[Start RECORDS SHOWN]

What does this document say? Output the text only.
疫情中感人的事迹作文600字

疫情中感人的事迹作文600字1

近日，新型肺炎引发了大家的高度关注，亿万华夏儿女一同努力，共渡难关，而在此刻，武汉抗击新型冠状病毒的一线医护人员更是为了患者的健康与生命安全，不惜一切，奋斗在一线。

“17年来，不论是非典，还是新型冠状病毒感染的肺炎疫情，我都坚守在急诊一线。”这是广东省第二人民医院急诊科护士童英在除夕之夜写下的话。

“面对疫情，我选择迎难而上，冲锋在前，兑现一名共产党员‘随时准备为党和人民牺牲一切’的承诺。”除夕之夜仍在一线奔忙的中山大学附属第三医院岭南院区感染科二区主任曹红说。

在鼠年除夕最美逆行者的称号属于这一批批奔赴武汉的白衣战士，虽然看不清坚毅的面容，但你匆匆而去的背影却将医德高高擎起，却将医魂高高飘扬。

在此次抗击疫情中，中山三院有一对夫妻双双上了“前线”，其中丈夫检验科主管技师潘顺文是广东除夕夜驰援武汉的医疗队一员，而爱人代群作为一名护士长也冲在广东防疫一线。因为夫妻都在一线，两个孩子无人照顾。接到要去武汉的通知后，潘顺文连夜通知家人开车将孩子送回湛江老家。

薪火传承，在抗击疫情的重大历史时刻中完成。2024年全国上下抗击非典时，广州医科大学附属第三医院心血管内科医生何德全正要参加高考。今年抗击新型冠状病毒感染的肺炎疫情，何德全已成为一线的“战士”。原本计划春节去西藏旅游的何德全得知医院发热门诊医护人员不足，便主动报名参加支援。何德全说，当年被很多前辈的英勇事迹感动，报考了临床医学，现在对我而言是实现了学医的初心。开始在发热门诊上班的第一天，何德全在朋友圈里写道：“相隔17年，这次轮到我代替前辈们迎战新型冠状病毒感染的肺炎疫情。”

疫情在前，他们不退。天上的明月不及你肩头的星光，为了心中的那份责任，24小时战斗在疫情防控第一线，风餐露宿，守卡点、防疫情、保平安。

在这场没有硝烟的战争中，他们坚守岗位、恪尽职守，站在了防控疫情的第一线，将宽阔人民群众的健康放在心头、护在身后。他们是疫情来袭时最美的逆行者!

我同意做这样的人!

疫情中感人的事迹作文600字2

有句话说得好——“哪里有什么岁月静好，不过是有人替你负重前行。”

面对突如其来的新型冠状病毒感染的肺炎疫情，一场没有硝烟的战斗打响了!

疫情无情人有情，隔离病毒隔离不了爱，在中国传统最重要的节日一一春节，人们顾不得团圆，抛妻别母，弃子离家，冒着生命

[End RECORDS SHOWN]

_TASK TO COMPLETE_
Repeat the entries above exactly, leaving nothing out.

_TASK SOLUTION_
What does this document say? Output the text only.
疫情中感人的事迹作文600字

疫情中感人的事迹作文600字1

近日，新型肺炎引发了大家的高度关注，亿万华夏儿女一同努力，共渡难关，而在此刻，武汉抗击新型冠状病毒的一线医护人员更是为了患者的健康与生命安全，不惜一切，奋斗在一线。

“17年来，不论是非典，还是新型冠状病毒感染的肺炎疫情，我都坚守在急诊一线。”这是广东省第二人民医院急诊科护士童英在除夕之夜写下的话。

“面对疫情，我选择迎难而上，冲锋在前，兑现一名共产党员‘随时准备为党和人民牺牲一切’的承诺。”除夕之夜仍在一线奔忙的中山大学附属第三医院岭南院区感染科二区主任曹红说。

在鼠年除夕最美逆行者的称号属于这一批批奔赴武汉的白衣战士，虽然看不清坚毅的面容，但你匆匆而去的背影却将医德高高擎起，却将医魂高高飘扬。

在此次抗击疫情中，中山三院有一对夫妻双双上了“前线”，其中丈夫检验科主管技师潘顺文是广东除夕夜驰援武汉的医疗队一员，而爱人代群作为一名护士长也冲在广东防疫一线。因为夫妻都在一线，两个孩子无人照顾。接到要去武汉的通知后，潘顺文连夜通知家人开车将孩子送回湛江老家。

薪火传承，在抗击疫情的重大历史时刻中完成。2024年全国上下抗击非典时，广州医科大学附属第三医院心血管内科医生何德全正要参加高考。今年抗击新型冠状病毒感染的肺炎疫情，何德全已成为一线的“战士”。原本计划春节去西藏旅游的何德全得知医院发热门诊医护人员不足，便主动报名参加支援。何德全说，当年被很多前辈的英勇事迹感动，报考了临床医学，现在对我而言是实现了学医的初心。开始在发热门诊上班的第一天，何德全在朋友圈里写道：“相隔17年，这次轮到我代替前辈们迎战新型冠状病毒感染的肺炎疫情。”

疫情在前，他们不退。天上的明月不及你肩头的星光，为了心中的那份责任，24小时战斗在疫情防控第一线，风餐露宿，守卡点、防疫情、保平安。

在这场没有硝烟的战争中，他们坚守岗位、恪尽职守，站在了防控疫情的第一线，将宽阔人民群众的健康放在心头、护在身后。他们是疫情来袭时最美的逆行者!

我同意做这样的人!

疫情中感人的事迹作文600字2

有句话说得好——“哪里有什么岁月静好，不过是有人替你负重前行。”

面对突如其来的新型冠状病毒感染的肺炎疫情，一场没有硝烟的战斗打响了!

疫情无情人有情，隔离病毒隔离不了爱，在中国传统最重要的节日一一春节，人们顾不得团圆，抛妻别母，弃子离家，冒着生命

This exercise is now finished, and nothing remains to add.